Material supplied:
*****

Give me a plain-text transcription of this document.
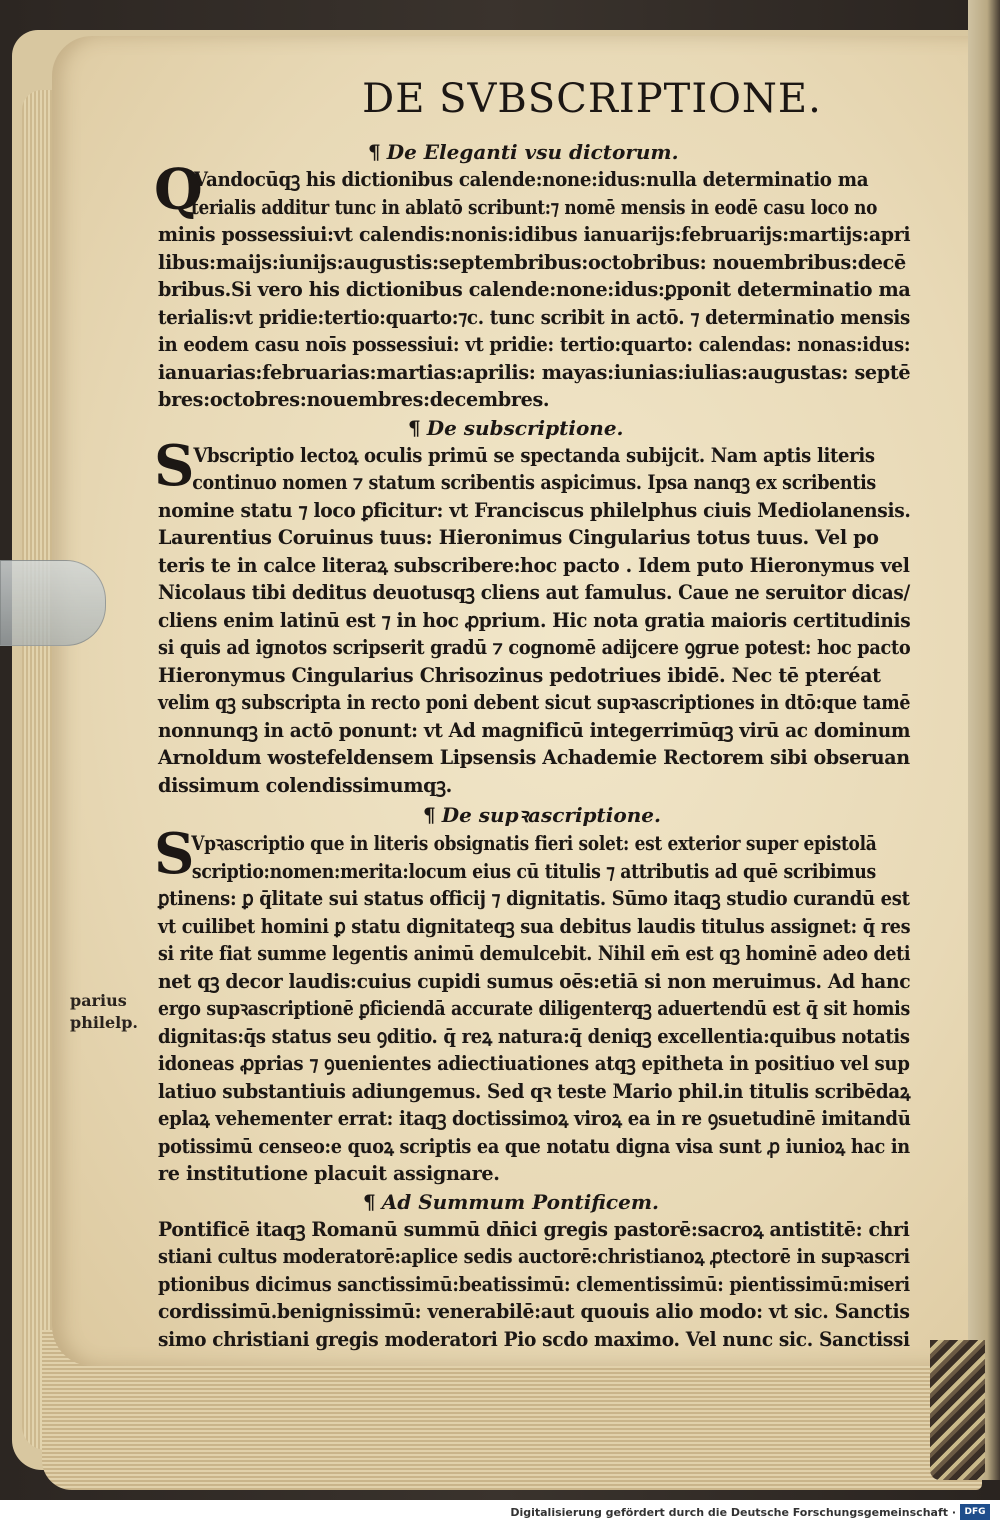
parius
philelp.
DE SVBSCRIPTIONE.
¶ De Eleganti vsu dictorum.
Q
Vandocūqꝫ his dictionibus calende:none:idus:nulla determinatio ma
terialis additur tunc in ablatō scribunt:⁊ nomē mensis in eodē casu loco no
minis possessiui:vt calendis:nonis:idibus ianuarijs:februarijs:martijs:apri
libus:maijs:iunijs:augustis:septembribus:octobribus: nouembribus:decē
bribus.Si vero his dictionibus calende:none:idus:ꝑponit determinatio ma
terialis:vt pridie:tertio:quarto:⁊c. tunc scribit in actō. ⁊ determinatio mensis
in eodem casu noīs possessiui: vt pridie: tertio:quarto: calendas: nonas:idus:
ianuarias:februarias:martias:aprilis: mayas:iunias:iulias:augustas: septē
bres:octobres:nouembres:decembres.
¶ De subscriptione.
S
Vbscriptio lectoꝝ oculis primū se spectanda subijcit. Nam aptis literis
continuo nomen ⁊ statum scribentis aspicimus. Ipsa nanqꝫ ex scribentis
nomine statu ⁊ loco ꝑficitur: vt Franciscus philelphus ciuis Mediolanensis.
Laurentius Coruinus tuus: Hieronimus Cingularius totus tuus. Vel po
teris te in calce literaꝝ subscribere:hoc pacto . Idem puto Hieronymus vel
Nicolaus tibi deditus deuotusqꝫ cliens aut famulus. Caue ne seruitor dicas/
cliens enim latinū est ⁊ in hoc ꝓprium. Hic nota gratia maioris certitudinis
si quis ad ignotos scripserit gradū ⁊ cognomē adijcere ꝯgrue potest: hoc pacto
Hieronymus Cingularius Chrisozinus pedotriues ibidē. Nec tē pteréat
velim qꝫ subscripta in recto poni debent sicut supꝛascriptiones in dtō:que tamē
nonnunqꝫ in actō ponunt: vt Ad magnificū integerrimūqꝫ virū ac dominum
Arnoldum wostefeldensem Lipsensis Achademie Rectorem sibi obseruan
dissimum colendissimumqꝫ.
¶ De supꝛascriptione.
S
Vpꝛascriptio que in literis obsignatis fieri solet: est exterior super epistolā
scriptio:nomen:merita:locum eius cū titulis ⁊ attributis ad quē scribimus
ꝑtinens: ꝑ q̄litate sui status officij ⁊ dignitatis. Sūmo itaqꝫ studio curandū est
vt cuilibet homini ꝑ statu dignitateqꝫ sua debitus laudis titulus assignet: q̄ res
si rite fiat summe legentis animū demulcebit. Nihil em̄ est qꝫ hominē adeo deti
net qꝫ decor laudis:cuius cupidi sumus oēs:etiā si non meruimus. Ad hanc
ergo supꝛascriptionē ꝑficiendā accurate diligenterqꝫ aduertendū est q̄ sit homis
dignitas:q̄s status seu ꝯditio. q̄ reꝝ natura:q̄ deniqꝫ excellentia:quibus notatis
idoneas ꝓprias ⁊ ꝯuenientes adiectiuationes atqꝫ epitheta in positiuo vel sup
latiuo substantiuis adiungemus. Sed qꝛ teste Mario phil.in titulis scribēdaꝝ
eplaꝝ vehementer errat: itaqꝫ doctissimoꝝ viroꝝ ea in re ꝯsuetudinē imitandū
potissimū censeo:e quoꝝ scriptis ea que notatu digna visa sunt ꝓ iunioꝝ hac in
re institutione placuit assignare.
¶ Ad Summum Pontificem.
Pontificē itaqꝫ Romanū summū dn̄ici gregis pastorē:sacroꝝ antistitē: chri
stiani cultus moderatorē:aplice sedis auctorē:christianoꝝ ꝓtectorē in supꝛascri
ptionibus dicimus sanctissimū:beatissimū: clementissimū: pientissimū:miseri
cordissimū.benignissimū: venerabilē:aut quouis alio modo: vt sic. Sanctis
simo christiani gregis moderatori Pio scdo maximo. Vel nunc sic. Sanctissi
Digitalisierung gefördert durch die Deutsche Forschungsgemeinschaft · DFG
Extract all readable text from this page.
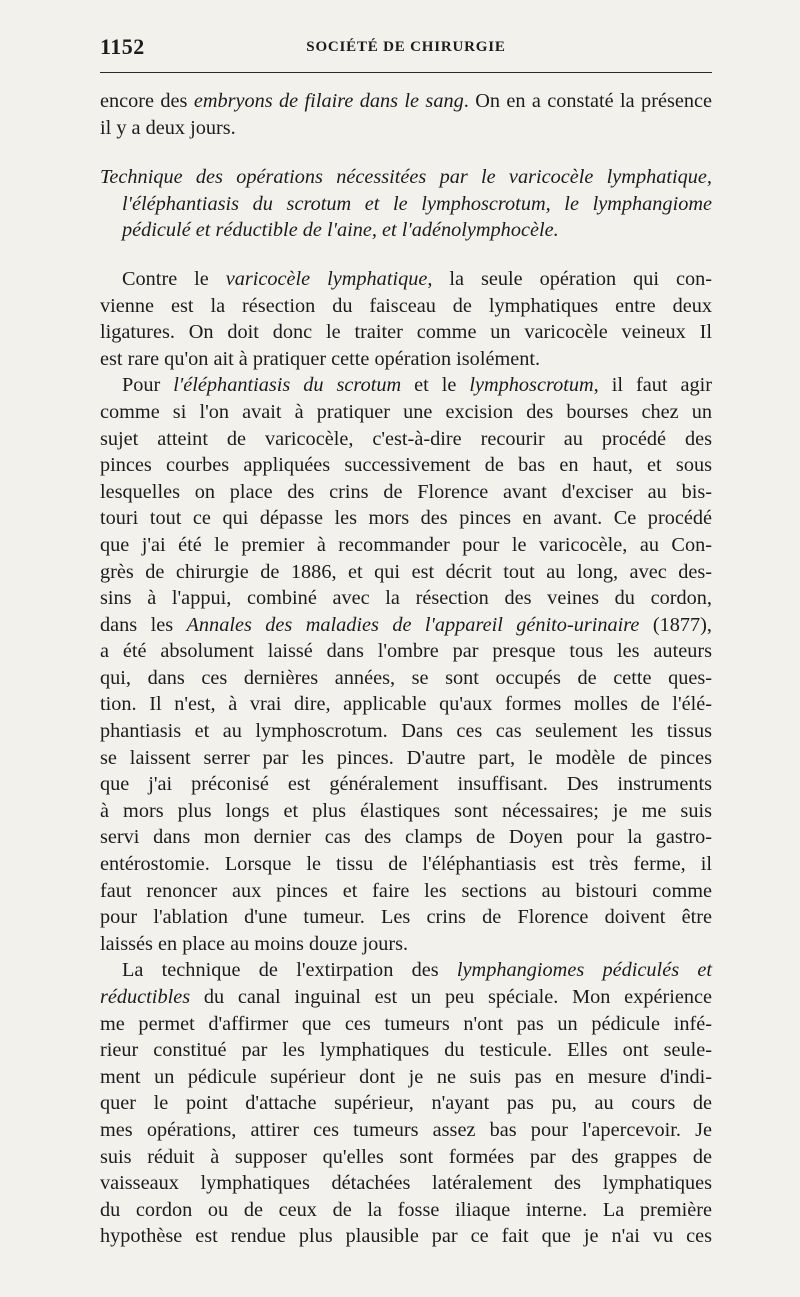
1152	SOCIÉTÉ DE CHIRURGIE
encore des embryons de filaire dans le sang. On en a constaté la présence
il y a deux jours.
Technique des opérations nécessitées par le varicocèle lymphatique,
l'éléphantiasis du scrotum et le lymphoscrotum, le lymphangiome
pédiculé et réductible de l'aine, et l'adénolymphocèle.
Contre le varicocèle lymphatique, la seule opération qui con-
vienne est la résection du faisceau de lymphatiques entre deux
ligatures. On doit donc le traiter comme un varicocèle veineux Il
est rare qu'on ait à pratiquer cette opération isolément.
Pour l'éléphantiasis du scrotum et le lymphoscrotum, il faut agir
comme si l'on avait à pratiquer une excision des bourses chez un
sujet atteint de varicocèle, c'est-à-dire recourir au procédé des
pinces courbes appliquées successivement de bas en haut, et sous
lesquelles on place des crins de Florence avant d'exciser au bis-
touri tout ce qui dépasse les mors des pinces en avant. Ce procédé
que j'ai été le premier à recommander pour le varicocèle, au Con-
grès de chirurgie de 1886, et qui est décrit tout au long, avec des-
sins à l'appui, combiné avec la résection des veines du cordon,
dans les Annales des maladies de l'appareil génito-urinaire (1877),
a été absolument laissé dans l'ombre par presque tous les auteurs
qui, dans ces dernières années, se sont occupés de cette ques-
tion. Il n'est, à vrai dire, applicable qu'aux formes molles de l'élé-
phantiasis et au lymphoscrotum. Dans ces cas seulement les tissus
se laissent serrer par les pinces. D'autre part, le modèle de pinces
que j'ai préconisé est généralement insuffisant. Des instruments
à mors plus longs et plus élastiques sont nécessaires; je me suis
servi dans mon dernier cas des clamps de Doyen pour la gastro-
entérostomie. Lorsque le tissu de l'éléphantiasis est très ferme, il
faut renoncer aux pinces et faire les sections au bistouri comme
pour l'ablation d'une tumeur. Les crins de Florence doivent être
laissés en place au moins douze jours.
La technique de l'extirpation des lymphangiomes pédiculés et
réductibles du canal inguinal est un peu spéciale. Mon expérience
me permet d'affirmer que ces tumeurs n'ont pas un pédicule infé-
rieur constitué par les lymphatiques du testicule. Elles ont seule-
ment un pédicule supérieur dont je ne suis pas en mesure d'indi-
quer le point d'attache supérieur, n'ayant pas pu, au cours de
mes opérations, attirer ces tumeurs assez bas pour l'apercevoir. Je
suis réduit à supposer qu'elles sont formées par des grappes de
vaisseaux lymphatiques détachées latéralement des lymphatiques
du cordon ou de ceux de la fosse iliaque interne. La première
hypothèse est rendue plus plausible par ce fait que je n'ai vu ces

*****

Goal:
Take the entries shown above and quote them verbatim, passing over the pictures.

Result of this exercise:
Give me a plain-text transcription of this document.
parius
philelp.
DE SVBSCRIPTIONE.
¶ De Eleganti vsu dictorum.
Q
Vandocūqꝫ his dictionibus calende:none:idus:nulla determinatio ma
terialis additur tunc in ablatō scribunt:⁊ nomē mensis in eodē casu loco no
minis possessiui:vt calendis:nonis:idibus ianuarijs:februarijs:martijs:apri
libus:maijs:iunijs:augustis:septembribus:octobribus: nouembribus:decē
bribus.Si vero his dictionibus calende:none:idus:ꝑponit determinatio ma
terialis:vt pridie:tertio:quarto:⁊c. tunc scribit in actō. ⁊ determinatio mensis
in eodem casu noīs possessiui: vt pridie: tertio:quarto: calendas: nonas:idus:
ianuarias:februarias:martias:aprilis: mayas:iunias:iulias:augustas: septē
bres:octobres:nouembres:decembres.
¶ De subscriptione.
S
Vbscriptio lectoꝝ oculis primū se spectanda subijcit. Nam aptis literis
continuo nomen ⁊ statum scribentis aspicimus. Ipsa nanqꝫ ex scribentis
nomine statu ⁊ loco ꝑficitur: vt Franciscus philelphus ciuis Mediolanensis.
Laurentius Coruinus tuus: Hieronimus Cingularius totus tuus. Vel po
teris te in calce literaꝝ subscribere:hoc pacto . Idem puto Hieronymus vel
Nicolaus tibi deditus deuotusqꝫ cliens aut famulus. Caue ne seruitor dicas/
cliens enim latinū est ⁊ in hoc ꝓprium. Hic nota gratia maioris certitudinis
si quis ad ignotos scripserit gradū ⁊ cognomē adijcere ꝯgrue potest: hoc pacto
Hieronymus Cingularius Chrisozinus pedotriues ibidē. Nec tē pteréat
velim qꝫ subscripta in recto poni debent sicut supꝛascriptiones in dtō:que tamē
nonnunqꝫ in actō ponunt: vt Ad magnificū integerrimūqꝫ virū ac dominum
Arnoldum wostefeldensem Lipsensis Achademie Rectorem sibi obseruan
dissimum colendissimumqꝫ.
¶ De supꝛascriptione.
S
Vpꝛascriptio que in literis obsignatis fieri solet: est exterior super epistolā
scriptio:nomen:merita:locum eius cū titulis ⁊ attributis ad quē scribimus
ꝑtinens: ꝑ q̄litate sui status officij ⁊ dignitatis. Sūmo itaqꝫ studio curandū est
vt cuilibet homini ꝑ statu dignitateqꝫ sua debitus laudis titulus assignet: q̄ res
si rite fiat summe legentis animū demulcebit. Nihil em̄ est qꝫ hominē adeo deti
net qꝫ decor laudis:cuius cupidi sumus oēs:etiā si non meruimus. Ad hanc
ergo supꝛascriptionē ꝑficiendā accurate diligenterqꝫ aduertendū est q̄ sit homis
dignitas:q̄s status seu ꝯditio. q̄ reꝝ natura:q̄ deniqꝫ excellentia:quibus notatis
idoneas ꝓprias ⁊ ꝯuenientes adiectiuationes atqꝫ epitheta in positiuo vel sup
latiuo substantiuis adiungemus. Sed qꝛ teste Mario phil.in titulis scribēdaꝝ
eplaꝝ vehementer errat: itaqꝫ doctissimoꝝ viroꝝ ea in re ꝯsuetudinē imitandū
potissimū censeo:e quoꝝ scriptis ea que notatu digna visa sunt ꝓ iunioꝝ hac in
re institutione placuit assignare.
¶ Ad Summum Pontificem.
Pontificē itaqꝫ Romanū summū dn̄ici gregis pastorē:sacroꝝ antistitē: chri
stiani cultus moderatorē:aplice sedis auctorē:christianoꝝ ꝓtectorē in supꝛascri
ptionibus dicimus sanctissimū:beatissimū: clementissimū: pientissimū:miseri
cordissimū.benignissimū: venerabilē:aut quouis alio modo: vt sic. Sanctis
simo christiani gregis moderatori Pio scdo maximo. Vel nunc sic. Sanctissi
Digitalisierung gefördert durch die Deutsche Forschungsgemeinschaft · DFG
Extract all readable text from this page.
1152	SOCIÉTÉ DE CHIRURGIE
encore des embryons de filaire dans le sang. On en a constaté la présence
il y a deux jours.
Technique des opérations nécessitées par le varicocèle lymphatique,
l'éléphantiasis du scrotum et le lymphoscrotum, le lymphangiome
pédiculé et réductible de l'aine, et l'adénolymphocèle.
Contre le varicocèle lymphatique, la seule opération qui con-
vienne est la résection du faisceau de lymphatiques entre deux
ligatures. On doit donc le traiter comme un varicocèle veineux Il
est rare qu'on ait à pratiquer cette opération isolément.
Pour l'éléphantiasis du scrotum et le lymphoscrotum, il faut agir
comme si l'on avait à pratiquer une excision des bourses chez un
sujet atteint de varicocèle, c'est-à-dire recourir au procédé des
pinces courbes appliquées successivement de bas en haut, et sous
lesquelles on place des crins de Florence avant d'exciser au bis-
touri tout ce qui dépasse les mors des pinces en avant. Ce procédé
que j'ai été le premier à recommander pour le varicocèle, au Con-
grès de chirurgie de 1886, et qui est décrit tout au long, avec des-
sins à l'appui, combiné avec la résection des veines du cordon,
dans les Annales des maladies de l'appareil génito-urinaire (1877),
a été absolument laissé dans l'ombre par presque tous les auteurs
qui, dans ces dernières années, se sont occupés de cette ques-
tion. Il n'est, à vrai dire, applicable qu'aux formes molles de l'élé-
phantiasis et au lymphoscrotum. Dans ces cas seulement les tissus
se laissent serrer par les pinces. D'autre part, le modèle de pinces
que j'ai préconisé est généralement insuffisant. Des instruments
à mors plus longs et plus élastiques sont nécessaires; je me suis
servi dans mon dernier cas des clamps de Doyen pour la gastro-
entérostomie. Lorsque le tissu de l'éléphantiasis est très ferme, il
faut renoncer aux pinces et faire les sections au bistouri comme
pour l'ablation d'une tumeur. Les crins de Florence doivent être
laissés en place au moins douze jours.
La technique de l'extirpation des lymphangiomes pédiculés et
réductibles du canal inguinal est un peu spéciale. Mon expérience
me permet d'affirmer que ces tumeurs n'ont pas un pédicule infé-
rieur constitué par les lymphatiques du testicule. Elles ont seule-
ment un pédicule supérieur dont je ne suis pas en mesure d'indi-
quer le point d'attache supérieur, n'ayant pas pu, au cours de
mes opérations, attirer ces tumeurs assez bas pour l'apercevoir. Je
suis réduit à supposer qu'elles sont formées par des grappes de
vaisseaux lymphatiques détachées latéralement des lymphatiques
du cordon ou de ceux de la fosse iliaque interne. La première
hypothèse est rendue plus plausible par ce fait que je n'ai vu ces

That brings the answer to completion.